◆ TASK OBJECTIVE
Reproduce every record exactly as it appears, but not the pictures.

◆ EXERCISE MATERIAL
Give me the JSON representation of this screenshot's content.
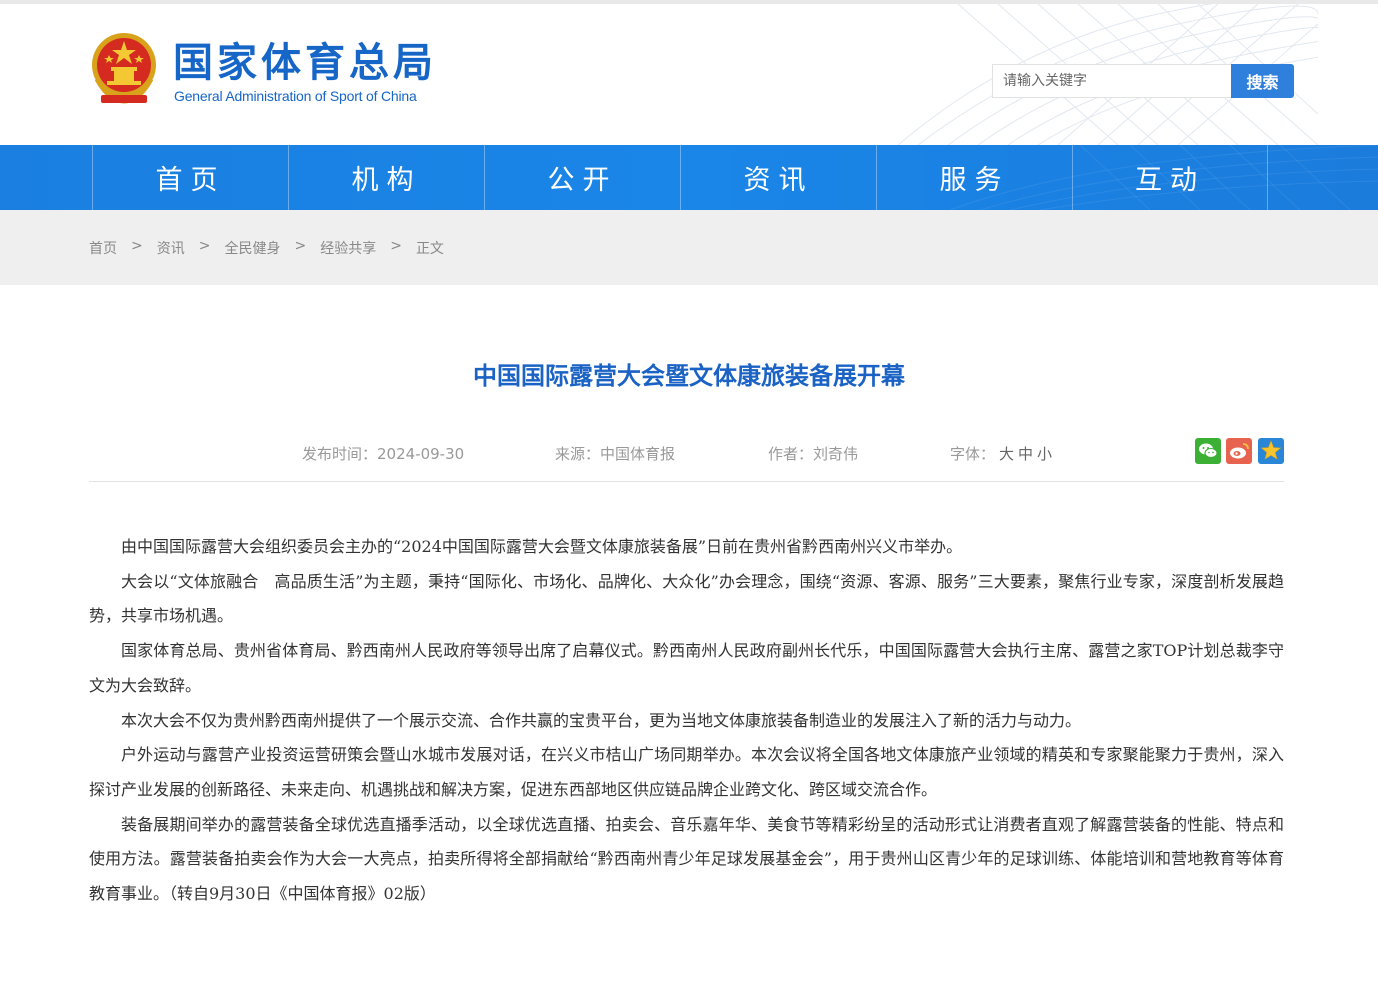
{
  "header": {
    "site_title": "国家体育总局",
    "site_subtitle": "General Administration of Sport of China",
    "search_placeholder": "请输入关键字",
    "search_button": "搜索"
  },
  "nav": {
    "items": [
      "首页",
      "机构",
      "公开",
      "资讯",
      "服务",
      "互动"
    ]
  },
  "breadcrumb": {
    "items": [
      "首页",
      "资讯",
      "全民健身",
      "经验共享",
      "正文"
    ],
    "separator": ">"
  },
  "article": {
    "title": "中国国际露营大会暨文体康旅装备展开幕",
    "date_label": "发布时间：2024-09-30",
    "source_label": "来源：中国体育报",
    "author_label": "作者：刘奇伟",
    "font_label": "字体：",
    "font_sizes": {
      "large": "大",
      "medium": "中",
      "small": "小"
    },
    "share_icons": {
      "wechat": "wechat-icon",
      "weibo": "weibo-icon",
      "favorite": "star-icon"
    },
    "paragraphs": [
      "由中国国际露营大会组织委员会主办的“2024中国国际露营大会暨文体康旅装备展”日前在贵州省黔西南州兴义市举办。",
      "大会以“文体旅融合　高品质生活”为主题，秉持“国际化、市场化、品牌化、大众化”办会理念，围绕“资源、客源、服务”三大要素，聚焦行业专家，深度剖析发展趋势，共享市场机遇。",
      "国家体育总局、贵州省体育局、黔西南州人民政府等领导出席了启幕仪式。黔西南州人民政府副州长代乐，中国国际露营大会执行主席、露营之家TOP计划总裁李守文为大会致辞。",
      "本次大会不仅为贵州黔西南州提供了一个展示交流、合作共赢的宝贵平台，更为当地文体康旅装备制造业的发展注入了新的活力与动力。",
      "户外运动与露营产业投资运营研策会暨山水城市发展对话，在兴义市桔山广场同期举办。本次会议将全国各地文体康旅产业领域的精英和专家聚能聚力于贵州，深入探讨产业发展的创新路径、未来走向、机遇挑战和解决方案，促进东西部地区供应链品牌企业跨文化、跨区域交流合作。",
      "装备展期间举办的露营装备全球优选直播季活动，以全球优选直播、拍卖会、音乐嘉年华、美食节等精彩纷呈的活动形式让消费者直观了解露营装备的性能、特点和使用方法。露营装备拍卖会作为大会一大亮点，拍卖所得将全部捐献给“黔西南州青少年足球发展基金会”，用于贵州山区青少年的足球训练、体能培训和营地教育等体育教育事业。（转自9月30日《中国体育报》02版）"
    ]
  },
  "colors": {
    "brand_blue": "#1666c8",
    "nav_blue": "#1a86e8",
    "title_blue": "#1a62c4",
    "search_button": "#2f7fdc"
  }
}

◆ ANSWER TO THE TASK
Give me the JSON representation of this screenshot's content.
{
  "header": {
    "site_title": "国家体育总局",
    "site_subtitle": "General Administration of Sport of China",
    "search_placeholder": "请输入关键字",
    "search_button": "搜索"
  },
  "nav": {
    "items": [
      "首页",
      "机构",
      "公开",
      "资讯",
      "服务",
      "互动"
    ]
  },
  "breadcrumb": {
    "items": [
      "首页",
      "资讯",
      "全民健身",
      "经验共享",
      "正文"
    ],
    "separator": ">"
  },
  "article": {
    "title": "中国国际露营大会暨文体康旅装备展开幕",
    "date_label": "发布时间：2024-09-30",
    "source_label": "来源：中国体育报",
    "author_label": "作者：刘奇伟",
    "font_label": "字体：",
    "font_sizes": {
      "large": "大",
      "medium": "中",
      "small": "小"
    },
    "share_icons": {
      "wechat": "wechat-icon",
      "weibo": "weibo-icon",
      "favorite": "star-icon"
    },
    "paragraphs": [
      "由中国国际露营大会组织委员会主办的“2024中国国际露营大会暨文体康旅装备展”日前在贵州省黔西南州兴义市举办。",
      "大会以“文体旅融合　高品质生活”为主题，秉持“国际化、市场化、品牌化、大众化”办会理念，围绕“资源、客源、服务”三大要素，聚焦行业专家，深度剖析发展趋势，共享市场机遇。",
      "国家体育总局、贵州省体育局、黔西南州人民政府等领导出席了启幕仪式。黔西南州人民政府副州长代乐，中国国际露营大会执行主席、露营之家TOP计划总裁李守文为大会致辞。",
      "本次大会不仅为贵州黔西南州提供了一个展示交流、合作共赢的宝贵平台，更为当地文体康旅装备制造业的发展注入了新的活力与动力。",
      "户外运动与露营产业投资运营研策会暨山水城市发展对话，在兴义市桔山广场同期举办。本次会议将全国各地文体康旅产业领域的精英和专家聚能聚力于贵州，深入探讨产业发展的创新路径、未来走向、机遇挑战和解决方案，促进东西部地区供应链品牌企业跨文化、跨区域交流合作。",
      "装备展期间举办的露营装备全球优选直播季活动，以全球优选直播、拍卖会、音乐嘉年华、美食节等精彩纷呈的活动形式让消费者直观了解露营装备的性能、特点和使用方法。露营装备拍卖会作为大会一大亮点，拍卖所得将全部捐献给“黔西南州青少年足球发展基金会”，用于贵州山区青少年的足球训练、体能培训和营地教育等体育教育事业。（转自9月30日《中国体育报》02版）"
    ]
  },
  "colors": {
    "brand_blue": "#1666c8",
    "nav_blue": "#1a86e8",
    "title_blue": "#1a62c4",
    "search_button": "#2f7fdc"
  }
}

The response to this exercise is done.